[Chart and figure data]
▬▬▬▬▬▬

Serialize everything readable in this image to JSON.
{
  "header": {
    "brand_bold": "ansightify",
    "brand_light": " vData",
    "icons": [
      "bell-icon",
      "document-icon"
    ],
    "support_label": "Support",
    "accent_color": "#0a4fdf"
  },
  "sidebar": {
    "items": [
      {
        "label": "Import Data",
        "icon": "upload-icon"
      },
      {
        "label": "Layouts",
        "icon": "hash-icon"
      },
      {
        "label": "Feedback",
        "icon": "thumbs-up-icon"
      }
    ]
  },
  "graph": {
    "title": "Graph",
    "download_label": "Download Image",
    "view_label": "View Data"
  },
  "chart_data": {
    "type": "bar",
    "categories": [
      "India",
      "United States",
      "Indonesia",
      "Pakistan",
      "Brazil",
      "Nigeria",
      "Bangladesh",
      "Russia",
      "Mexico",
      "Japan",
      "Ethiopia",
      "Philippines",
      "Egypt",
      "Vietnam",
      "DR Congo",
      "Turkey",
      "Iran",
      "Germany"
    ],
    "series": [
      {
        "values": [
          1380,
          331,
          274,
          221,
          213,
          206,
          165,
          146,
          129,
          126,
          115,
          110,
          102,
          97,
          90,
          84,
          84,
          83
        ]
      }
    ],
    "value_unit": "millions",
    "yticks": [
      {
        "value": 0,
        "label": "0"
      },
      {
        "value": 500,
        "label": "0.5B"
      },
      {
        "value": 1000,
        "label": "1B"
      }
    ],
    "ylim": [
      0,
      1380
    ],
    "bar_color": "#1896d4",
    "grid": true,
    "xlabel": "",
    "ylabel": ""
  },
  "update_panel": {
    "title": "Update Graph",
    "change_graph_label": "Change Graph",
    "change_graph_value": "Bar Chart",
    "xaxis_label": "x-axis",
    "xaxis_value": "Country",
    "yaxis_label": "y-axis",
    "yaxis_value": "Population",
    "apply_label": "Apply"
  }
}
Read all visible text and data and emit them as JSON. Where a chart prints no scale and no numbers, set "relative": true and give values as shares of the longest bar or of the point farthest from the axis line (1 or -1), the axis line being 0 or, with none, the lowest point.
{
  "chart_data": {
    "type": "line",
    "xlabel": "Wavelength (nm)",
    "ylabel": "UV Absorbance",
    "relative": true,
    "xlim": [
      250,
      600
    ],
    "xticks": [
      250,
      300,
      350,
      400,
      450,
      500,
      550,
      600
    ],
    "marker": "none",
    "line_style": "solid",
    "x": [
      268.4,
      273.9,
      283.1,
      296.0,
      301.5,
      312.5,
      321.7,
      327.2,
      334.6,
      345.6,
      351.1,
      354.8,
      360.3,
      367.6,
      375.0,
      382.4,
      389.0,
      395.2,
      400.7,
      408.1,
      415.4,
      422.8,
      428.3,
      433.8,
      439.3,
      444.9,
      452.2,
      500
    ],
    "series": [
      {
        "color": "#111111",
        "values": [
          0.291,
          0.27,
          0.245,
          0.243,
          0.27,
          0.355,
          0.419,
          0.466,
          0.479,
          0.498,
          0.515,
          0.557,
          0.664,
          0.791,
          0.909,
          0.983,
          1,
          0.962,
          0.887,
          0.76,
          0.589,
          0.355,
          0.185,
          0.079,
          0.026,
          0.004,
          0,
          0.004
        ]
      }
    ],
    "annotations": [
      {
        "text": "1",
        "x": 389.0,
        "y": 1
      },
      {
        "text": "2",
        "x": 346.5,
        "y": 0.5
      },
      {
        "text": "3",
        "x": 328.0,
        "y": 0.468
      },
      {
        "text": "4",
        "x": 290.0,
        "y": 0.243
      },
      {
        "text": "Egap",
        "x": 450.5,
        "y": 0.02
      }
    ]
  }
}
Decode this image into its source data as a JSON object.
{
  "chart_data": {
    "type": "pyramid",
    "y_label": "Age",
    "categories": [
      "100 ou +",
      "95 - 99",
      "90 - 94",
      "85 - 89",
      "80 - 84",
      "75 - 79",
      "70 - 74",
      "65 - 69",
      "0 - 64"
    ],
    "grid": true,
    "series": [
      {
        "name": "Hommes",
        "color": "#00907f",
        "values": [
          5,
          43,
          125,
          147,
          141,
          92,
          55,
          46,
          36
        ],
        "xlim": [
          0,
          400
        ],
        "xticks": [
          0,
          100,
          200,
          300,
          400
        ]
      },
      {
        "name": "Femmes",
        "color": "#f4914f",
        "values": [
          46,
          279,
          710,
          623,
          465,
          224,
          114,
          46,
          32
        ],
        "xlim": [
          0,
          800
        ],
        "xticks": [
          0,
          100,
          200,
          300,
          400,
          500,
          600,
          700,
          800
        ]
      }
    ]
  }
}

▬▬▬▬▬▬

Check every line of the data, and copy the ones that contain "true".

    "grid": true,
Read all visible text and data and emit them as JSON. Where a chart prints no scale and no numbers, set "relative": true and give values as shares of the longest bar or of the point farthest from the axis line (1 or -1), the axis line being 0 or, with none, the lowest point.
    "relative": true,
    "grid": true,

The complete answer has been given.